WHAT THIS TASK INVOLVES:
Render these lines as a Markdown table with the columns "No." and "Line," numbering each row and leaving out blank lines.

(Region and label listings)
>>>
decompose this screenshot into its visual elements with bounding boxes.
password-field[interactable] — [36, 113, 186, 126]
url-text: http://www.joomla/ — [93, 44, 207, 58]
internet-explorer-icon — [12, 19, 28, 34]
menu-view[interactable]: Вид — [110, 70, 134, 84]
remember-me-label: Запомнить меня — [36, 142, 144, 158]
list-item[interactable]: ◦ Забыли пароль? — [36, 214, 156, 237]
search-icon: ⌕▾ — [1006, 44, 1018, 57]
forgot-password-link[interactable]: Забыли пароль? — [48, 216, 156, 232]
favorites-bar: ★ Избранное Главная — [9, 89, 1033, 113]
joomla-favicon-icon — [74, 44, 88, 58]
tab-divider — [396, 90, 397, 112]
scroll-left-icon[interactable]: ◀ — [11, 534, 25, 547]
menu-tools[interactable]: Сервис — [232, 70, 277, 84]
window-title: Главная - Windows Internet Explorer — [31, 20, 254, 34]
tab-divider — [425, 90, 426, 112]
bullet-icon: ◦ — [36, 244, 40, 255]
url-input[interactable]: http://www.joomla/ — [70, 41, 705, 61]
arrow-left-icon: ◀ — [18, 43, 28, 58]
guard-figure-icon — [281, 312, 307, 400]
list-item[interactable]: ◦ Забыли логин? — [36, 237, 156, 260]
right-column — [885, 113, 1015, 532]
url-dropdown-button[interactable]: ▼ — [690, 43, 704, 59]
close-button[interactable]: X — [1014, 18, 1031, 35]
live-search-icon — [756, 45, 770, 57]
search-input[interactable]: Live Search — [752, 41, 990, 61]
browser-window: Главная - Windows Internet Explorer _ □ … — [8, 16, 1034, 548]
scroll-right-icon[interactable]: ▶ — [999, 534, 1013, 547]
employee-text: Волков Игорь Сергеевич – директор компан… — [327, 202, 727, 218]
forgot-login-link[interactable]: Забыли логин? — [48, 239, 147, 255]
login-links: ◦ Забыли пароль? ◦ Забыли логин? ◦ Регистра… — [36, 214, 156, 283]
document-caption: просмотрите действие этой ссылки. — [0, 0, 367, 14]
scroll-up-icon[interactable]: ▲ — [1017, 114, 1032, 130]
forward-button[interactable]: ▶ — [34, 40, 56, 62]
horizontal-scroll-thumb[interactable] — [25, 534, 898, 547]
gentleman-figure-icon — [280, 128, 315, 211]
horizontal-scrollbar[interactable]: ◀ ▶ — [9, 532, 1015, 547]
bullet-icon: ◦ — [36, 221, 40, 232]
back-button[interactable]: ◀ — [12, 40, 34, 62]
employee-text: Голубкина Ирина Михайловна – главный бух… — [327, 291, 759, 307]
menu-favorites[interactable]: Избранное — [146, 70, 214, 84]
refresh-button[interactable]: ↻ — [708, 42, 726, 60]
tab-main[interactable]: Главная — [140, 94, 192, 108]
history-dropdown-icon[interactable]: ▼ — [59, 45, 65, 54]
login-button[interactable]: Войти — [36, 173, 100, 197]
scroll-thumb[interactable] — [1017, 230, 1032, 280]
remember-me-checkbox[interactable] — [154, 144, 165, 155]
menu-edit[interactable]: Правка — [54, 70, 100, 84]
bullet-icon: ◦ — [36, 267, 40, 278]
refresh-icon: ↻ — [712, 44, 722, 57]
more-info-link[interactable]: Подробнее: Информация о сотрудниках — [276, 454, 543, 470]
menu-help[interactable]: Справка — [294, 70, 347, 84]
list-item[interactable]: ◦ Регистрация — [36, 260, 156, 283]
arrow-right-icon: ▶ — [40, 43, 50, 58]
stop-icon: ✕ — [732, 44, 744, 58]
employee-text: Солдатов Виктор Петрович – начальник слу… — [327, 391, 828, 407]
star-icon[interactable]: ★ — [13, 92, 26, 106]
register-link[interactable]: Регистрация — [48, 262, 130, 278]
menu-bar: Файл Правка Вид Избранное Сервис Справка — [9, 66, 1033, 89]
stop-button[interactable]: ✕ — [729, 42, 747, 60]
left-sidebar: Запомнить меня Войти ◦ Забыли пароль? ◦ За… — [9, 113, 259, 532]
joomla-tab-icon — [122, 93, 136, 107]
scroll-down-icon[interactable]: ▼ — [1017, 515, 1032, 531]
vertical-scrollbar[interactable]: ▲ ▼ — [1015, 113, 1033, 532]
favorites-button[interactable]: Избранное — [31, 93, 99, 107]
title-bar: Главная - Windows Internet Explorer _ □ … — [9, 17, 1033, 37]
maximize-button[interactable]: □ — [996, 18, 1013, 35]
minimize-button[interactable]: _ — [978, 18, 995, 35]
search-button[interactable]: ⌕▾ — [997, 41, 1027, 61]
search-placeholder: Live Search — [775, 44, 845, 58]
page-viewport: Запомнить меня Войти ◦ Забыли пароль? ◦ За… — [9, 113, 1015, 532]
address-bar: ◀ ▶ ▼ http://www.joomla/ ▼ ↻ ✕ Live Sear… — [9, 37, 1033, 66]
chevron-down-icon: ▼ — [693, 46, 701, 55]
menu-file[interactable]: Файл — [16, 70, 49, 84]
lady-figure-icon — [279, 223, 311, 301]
<<<
SOLUTION TO THIS PROBLEM:
| No. | Line |
|---|---|
| 1 | decompose this screenshot into its visual elements with bounding boxes. |
| 2 | password-field[interactable] — [36, 113, 186, 126] |
| 3 | url-text: http://www.joomla/ — [93, 44, 207, 58] |
| 4 | internet-explorer-icon — [12, 19, 28, 34] |
| 5 | menu-view[interactable]: Вид — [110, 70, 134, 84] |
| 6 | remember-me-label: Запомнить меня — [36, 142, 144, 158] |
| 7 | list-item[interactable]: ◦ Забыли пароль? — [36, 214, 156, 237] |
| 8 | search-icon: ⌕▾ — [1006, 44, 1018, 57] |
| 9 | forgot-password-link[interactable]: Забыли пароль? — [48, 216, 156, 232] |
| 10 | favorites-bar: ★ Избранное Главная — [9, 89, 1033, 113] |
| 11 | joomla-favicon-icon — [74, 44, 88, 58] |
| 12 | tab-divider — [396, 90, 397, 112] |
| 13 | scroll-left-icon[interactable]: ◀ — [11, 534, 25, 547] |
| 14 | menu-tools[interactable]: Сервис — [232, 70, 277, 84] |
| 15 | window-title: Главная - Windows Internet Explorer — [31, 20, 254, 34] |
| 16 | tab-divider — [425, 90, 426, 112] |
| 17 | bullet-icon: ◦ — [36, 244, 40, 255] |
| 18 | url-input[interactable]: http://www.joomla/ — [70, 41, 705, 61] |
| 19 | arrow-left-icon: ◀ — [18, 43, 28, 58] |
| 20 | guard-figure-icon — [281, 312, 307, 400] |
| 21 | list-item[interactable]: ◦ Забыли логин? — [36, 237, 156, 260] |
| 22 | right-column — [885, 113, 1015, 532] |
| 23 | url-dropdown-button[interactable]: ▼ — [690, 43, 704, 59] |
| 24 | close-button[interactable]: X — [1014, 18, 1031, 35] |
| 25 | live-search-icon — [756, 45, 770, 57] |
| 26 | search-input[interactable]: Live Search — [752, 41, 990, 61] |
| 27 | browser-window: Главная - Windows Internet Explorer _ □ … — [8, 16, 1034, 548] |
| 28 | scroll-right-icon[interactable]: ▶ — [999, 534, 1013, 547] |
| 29 | employee-text: Волков Игорь Сергеевич – директор компан… — [327, 202, 727, 218] |
| 30 | forgot-login-link[interactable]: Забыли логин? — [48, 239, 147, 255] |
| 31 | login-links: ◦ Забыли пароль? ◦ Забыли логин? ◦ Регистра… — [36, 214, 156, 283] |
| 32 | document-caption: просмотрите действие этой ссылки. — [0, 0, 367, 14] |
| 33 | scroll-up-icon[interactable]: ▲ — [1017, 114, 1032, 130] |
| 34 | forward-button[interactable]: ▶ — [34, 40, 56, 62] |
| 35 | horizontal-scroll-thumb[interactable] — [25, 534, 898, 547] |
| 36 | gentleman-figure-icon — [280, 128, 315, 211] |
| 37 | horizontal-scrollbar[interactable]: ◀ ▶ — [9, 532, 1015, 547] |
| 38 | bullet-icon: ◦ — [36, 221, 40, 232] |
| 39 | back-button[interactable]: ◀ — [12, 40, 34, 62] |
| 40 | employee-text: Голубкина Ирина Михайловна – главный бух… — [327, 291, 759, 307] |
| 41 | menu-favorites[interactable]: Избранное — [146, 70, 214, 84] |
| 42 | refresh-button[interactable]: ↻ — [708, 42, 726, 60] |
| 43 | tab-main[interactable]: Главная — [140, 94, 192, 108] |
| 44 | history-dropdown-icon[interactable]: ▼ — [59, 45, 65, 54] |
| 45 | login-button[interactable]: Войти — [36, 173, 100, 197] |
| 46 | scroll-thumb[interactable] — [1017, 230, 1032, 280] |
| 47 | remember-me-checkbox[interactable] — [154, 144, 165, 155] |
| 48 | menu-edit[interactable]: Правка — [54, 70, 100, 84] |
| 49 | bullet-icon: ◦ — [36, 267, 40, 278] |
| 50 | refresh-icon: ↻ — [712, 44, 722, 57] |
| 51 | more-info-link[interactable]: Подробнее: Информация о сотрудниках — [276, 454, 543, 470] |
| 52 | menu-help[interactable]: Справка — [294, 70, 347, 84] |
| 53 | list-item[interactable]: ◦ Регистрация — [36, 260, 156, 283] |
| 54 | arrow-right-icon: ▶ — [40, 43, 50, 58] |
| 55 | stop-icon: ✕ — [732, 44, 744, 58] |
| 56 | employee-text: Солдатов Виктор Петрович – начальник слу… — [327, 391, 828, 407] |
| 57 | star-icon[interactable]: ★ — [13, 92, 26, 106] |
| 58 | register-link[interactable]: Регистрация — [48, 262, 130, 278] |
| 59 | menu-bar: Файл Правка Вид Избранное Сервис Справка — [9, 66, 1033, 89] |
| 60 | stop-button[interactable]: ✕ — [729, 42, 747, 60] |
| 61 | left-sidebar: Запомнить меня Войти ◦ Забыли пароль? ◦ За… — [9, 113, 259, 532] |
| 62 | joomla-tab-icon — [122, 93, 136, 107] |
| 63 | scroll-down-icon[interactable]: ▼ — [1017, 515, 1032, 531] |
| 64 | vertical-scrollbar[interactable]: ▲ ▼ — [1015, 113, 1033, 532] |
| 65 | favorites-button[interactable]: Избранное — [31, 93, 99, 107] |
| 66 | title-bar: Главная - Windows Internet Explorer _ □ … — [9, 17, 1033, 37] |
| 67 | maximize-button[interactable]: □ — [996, 18, 1013, 35] |
| 68 | minimize-button[interactable]: _ — [978, 18, 995, 35] |
| 69 | search-button[interactable]: ⌕▾ — [997, 41, 1027, 61] |
| 70 | search-placeholder: Live Search — [775, 44, 845, 58] |
| 71 | page-viewport: Запомнить меня Войти ◦ Забыли пароль? ◦ За… — [9, 113, 1015, 532] |
| 72 | address-bar: ◀ ▶ ▼ http://www.joomla/ ▼ ↻ ✕ Live Sear… — [9, 37, 1033, 66] |
| 73 | chevron-down-icon: ▼ — [693, 46, 701, 55] |
| 74 | menu-file[interactable]: Файл — [16, 70, 49, 84] |
| 75 | lady-figure-icon — [279, 223, 311, 301] |